- **Working data**:

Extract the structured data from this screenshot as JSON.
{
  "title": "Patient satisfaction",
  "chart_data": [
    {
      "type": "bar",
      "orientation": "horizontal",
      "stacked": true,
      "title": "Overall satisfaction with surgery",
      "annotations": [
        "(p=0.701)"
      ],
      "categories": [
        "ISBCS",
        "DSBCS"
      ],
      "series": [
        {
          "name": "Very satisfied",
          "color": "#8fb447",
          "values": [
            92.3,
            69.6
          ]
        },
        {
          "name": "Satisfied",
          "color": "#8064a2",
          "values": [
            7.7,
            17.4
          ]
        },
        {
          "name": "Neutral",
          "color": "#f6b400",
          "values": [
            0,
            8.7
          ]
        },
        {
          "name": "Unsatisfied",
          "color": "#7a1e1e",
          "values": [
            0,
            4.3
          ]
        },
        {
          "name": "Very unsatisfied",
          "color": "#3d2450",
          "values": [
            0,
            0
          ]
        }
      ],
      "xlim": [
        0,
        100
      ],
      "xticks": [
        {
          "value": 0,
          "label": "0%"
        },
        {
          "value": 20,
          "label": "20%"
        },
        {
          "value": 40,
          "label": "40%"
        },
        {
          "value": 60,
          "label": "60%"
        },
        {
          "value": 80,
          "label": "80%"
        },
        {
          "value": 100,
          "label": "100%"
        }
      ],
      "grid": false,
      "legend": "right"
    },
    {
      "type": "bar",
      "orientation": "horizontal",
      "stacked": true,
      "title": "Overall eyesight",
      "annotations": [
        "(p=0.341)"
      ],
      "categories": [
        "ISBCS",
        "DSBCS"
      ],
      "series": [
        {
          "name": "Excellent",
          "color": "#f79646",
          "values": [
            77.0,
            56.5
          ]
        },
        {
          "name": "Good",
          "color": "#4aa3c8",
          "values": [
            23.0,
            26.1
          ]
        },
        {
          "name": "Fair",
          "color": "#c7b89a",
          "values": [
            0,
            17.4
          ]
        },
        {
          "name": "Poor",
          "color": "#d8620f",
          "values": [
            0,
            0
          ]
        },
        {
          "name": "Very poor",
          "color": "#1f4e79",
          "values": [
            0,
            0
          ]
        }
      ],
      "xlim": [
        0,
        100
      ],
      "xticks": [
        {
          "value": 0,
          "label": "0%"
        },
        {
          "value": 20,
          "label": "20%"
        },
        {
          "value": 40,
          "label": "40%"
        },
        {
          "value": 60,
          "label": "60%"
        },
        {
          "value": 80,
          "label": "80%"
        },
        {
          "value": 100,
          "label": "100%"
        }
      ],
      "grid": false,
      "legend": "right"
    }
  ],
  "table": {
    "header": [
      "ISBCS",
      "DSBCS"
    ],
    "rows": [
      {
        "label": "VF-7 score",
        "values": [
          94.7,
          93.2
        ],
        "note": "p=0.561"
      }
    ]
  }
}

- **Exercise task**: State how many lines of the listing above hold the word "title", with nothing but the number.

- **Response below**: 3